▶ **Task instructions**
Extract the data exactly, missing nothing.

▶ **Data supplied**
>> BEGIN

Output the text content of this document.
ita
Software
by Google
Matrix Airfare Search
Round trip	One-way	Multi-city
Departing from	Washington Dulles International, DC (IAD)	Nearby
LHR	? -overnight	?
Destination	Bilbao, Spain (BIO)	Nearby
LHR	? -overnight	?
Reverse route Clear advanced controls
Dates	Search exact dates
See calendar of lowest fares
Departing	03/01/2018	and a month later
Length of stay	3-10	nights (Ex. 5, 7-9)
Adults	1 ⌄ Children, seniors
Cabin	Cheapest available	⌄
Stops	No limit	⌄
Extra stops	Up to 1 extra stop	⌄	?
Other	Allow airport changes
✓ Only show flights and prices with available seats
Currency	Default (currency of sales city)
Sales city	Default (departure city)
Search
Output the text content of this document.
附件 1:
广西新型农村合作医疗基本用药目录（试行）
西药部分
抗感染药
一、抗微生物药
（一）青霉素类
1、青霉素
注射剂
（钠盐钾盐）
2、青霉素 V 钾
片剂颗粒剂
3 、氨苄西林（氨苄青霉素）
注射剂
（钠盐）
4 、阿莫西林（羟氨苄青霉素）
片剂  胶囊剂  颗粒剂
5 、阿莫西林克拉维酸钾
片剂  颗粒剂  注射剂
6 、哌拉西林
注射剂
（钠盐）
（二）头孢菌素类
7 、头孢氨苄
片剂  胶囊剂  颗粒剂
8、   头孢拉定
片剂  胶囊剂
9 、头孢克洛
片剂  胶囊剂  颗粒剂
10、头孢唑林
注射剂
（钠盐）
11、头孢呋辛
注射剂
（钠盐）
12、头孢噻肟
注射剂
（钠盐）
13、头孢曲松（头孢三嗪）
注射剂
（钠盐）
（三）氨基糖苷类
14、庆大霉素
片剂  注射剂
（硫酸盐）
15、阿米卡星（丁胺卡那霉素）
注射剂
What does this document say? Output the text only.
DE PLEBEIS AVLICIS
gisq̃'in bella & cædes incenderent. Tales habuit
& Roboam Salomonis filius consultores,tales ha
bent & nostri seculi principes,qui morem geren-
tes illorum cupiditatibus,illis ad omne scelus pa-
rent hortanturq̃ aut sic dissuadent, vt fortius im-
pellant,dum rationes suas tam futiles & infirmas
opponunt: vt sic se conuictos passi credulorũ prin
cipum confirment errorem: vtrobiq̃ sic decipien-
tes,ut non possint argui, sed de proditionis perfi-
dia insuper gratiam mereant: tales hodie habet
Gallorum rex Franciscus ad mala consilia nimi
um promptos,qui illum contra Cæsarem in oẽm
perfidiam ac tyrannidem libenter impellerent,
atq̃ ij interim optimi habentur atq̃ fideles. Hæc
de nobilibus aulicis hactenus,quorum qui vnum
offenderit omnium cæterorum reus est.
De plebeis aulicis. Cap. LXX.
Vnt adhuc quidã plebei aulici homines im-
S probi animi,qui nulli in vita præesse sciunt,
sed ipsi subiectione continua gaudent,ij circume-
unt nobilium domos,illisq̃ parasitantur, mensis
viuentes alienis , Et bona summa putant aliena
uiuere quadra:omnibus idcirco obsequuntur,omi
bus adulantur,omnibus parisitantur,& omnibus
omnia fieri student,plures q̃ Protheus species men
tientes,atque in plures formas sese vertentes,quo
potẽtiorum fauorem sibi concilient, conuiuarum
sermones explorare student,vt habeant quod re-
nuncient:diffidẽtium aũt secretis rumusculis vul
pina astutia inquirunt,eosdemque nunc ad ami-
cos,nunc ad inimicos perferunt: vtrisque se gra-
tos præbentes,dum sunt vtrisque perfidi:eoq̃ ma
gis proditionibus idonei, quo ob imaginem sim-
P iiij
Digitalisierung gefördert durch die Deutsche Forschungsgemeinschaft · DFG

>> END

▶ **Solution for this exercise**
Output the text content of this document.
ita
Software
by Google
Matrix Airfare Search
Round trip	One-way	Multi-city
Departing from	Washington Dulles International, DC (IAD)	Nearby
LHR	? -overnight	?
Destination	Bilbao, Spain (BIO)	Nearby
LHR	? -overnight	?
Reverse route Clear advanced controls
Dates	Search exact dates
See calendar of lowest fares
Departing	03/01/2018	and a month later
Length of stay	3-10	nights (Ex. 5, 7-9)
Adults	1 ⌄ Children, seniors
Cabin	Cheapest available	⌄
Stops	No limit	⌄
Extra stops	Up to 1 extra stop	⌄	?
Other	Allow airport changes
✓ Only show flights and prices with available seats
Currency	Default (currency of sales city)
Sales city	Default (departure city)
Search
Output the text content of this document.
附件 1:
广西新型农村合作医疗基本用药目录（试行）
西药部分
抗感染药
一、抗微生物药
（一）青霉素类
1、青霉素
注射剂
（钠盐钾盐）
2、青霉素 V 钾
片剂颗粒剂
3 、氨苄西林（氨苄青霉素）
注射剂
（钠盐）
4 、阿莫西林（羟氨苄青霉素）
片剂  胶囊剂  颗粒剂
5 、阿莫西林克拉维酸钾
片剂  颗粒剂  注射剂
6 、哌拉西林
注射剂
（钠盐）
（二）头孢菌素类
7 、头孢氨苄
片剂  胶囊剂  颗粒剂
8、   头孢拉定
片剂  胶囊剂
9 、头孢克洛
片剂  胶囊剂  颗粒剂
10、头孢唑林
注射剂
（钠盐）
11、头孢呋辛
注射剂
（钠盐）
12、头孢噻肟
注射剂
（钠盐）
13、头孢曲松（头孢三嗪）
注射剂
（钠盐）
（三）氨基糖苷类
14、庆大霉素
片剂  注射剂
（硫酸盐）
15、阿米卡星（丁胺卡那霉素）
注射剂
What does this document say? Output the text only.
DE PLEBEIS AVLICIS
gisq̃'in bella & cædes incenderent. Tales habuit
& Roboam Salomonis filius consultores,tales ha
bent & nostri seculi principes,qui morem geren-
tes illorum cupiditatibus,illis ad omne scelus pa-
rent hortanturq̃ aut sic dissuadent, vt fortius im-
pellant,dum rationes suas tam futiles & infirmas
opponunt: vt sic se conuictos passi credulorũ prin
cipum confirment errorem: vtrobiq̃ sic decipien-
tes,ut non possint argui, sed de proditionis perfi-
dia insuper gratiam mereant: tales hodie habet
Gallorum rex Franciscus ad mala consilia nimi
um promptos,qui illum contra Cæsarem in oẽm
perfidiam ac tyrannidem libenter impellerent,
atq̃ ij interim optimi habentur atq̃ fideles. Hæc
de nobilibus aulicis hactenus,quorum qui vnum
offenderit omnium cæterorum reus est.
De plebeis aulicis. Cap. LXX.
Vnt adhuc quidã plebei aulici homines im-
S probi animi,qui nulli in vita præesse sciunt,
sed ipsi subiectione continua gaudent,ij circume-
unt nobilium domos,illisq̃ parasitantur, mensis
viuentes alienis , Et bona summa putant aliena
uiuere quadra:omnibus idcirco obsequuntur,omi
bus adulantur,omnibus parisitantur,& omnibus
omnia fieri student,plures q̃ Protheus species men
tientes,atque in plures formas sese vertentes,quo
potẽtiorum fauorem sibi concilient, conuiuarum
sermones explorare student,vt habeant quod re-
nuncient:diffidẽtium aũt secretis rumusculis vul
pina astutia inquirunt,eosdemque nunc ad ami-
cos,nunc ad inimicos perferunt: vtrisque se gra-
tos præbentes,dum sunt vtrisque perfidi:eoq̃ ma
gis proditionibus idonei, quo ob imaginem sim-
P iiij
Digitalisierung gefördert durch die Deutsche Forschungsgemeinschaft · DFG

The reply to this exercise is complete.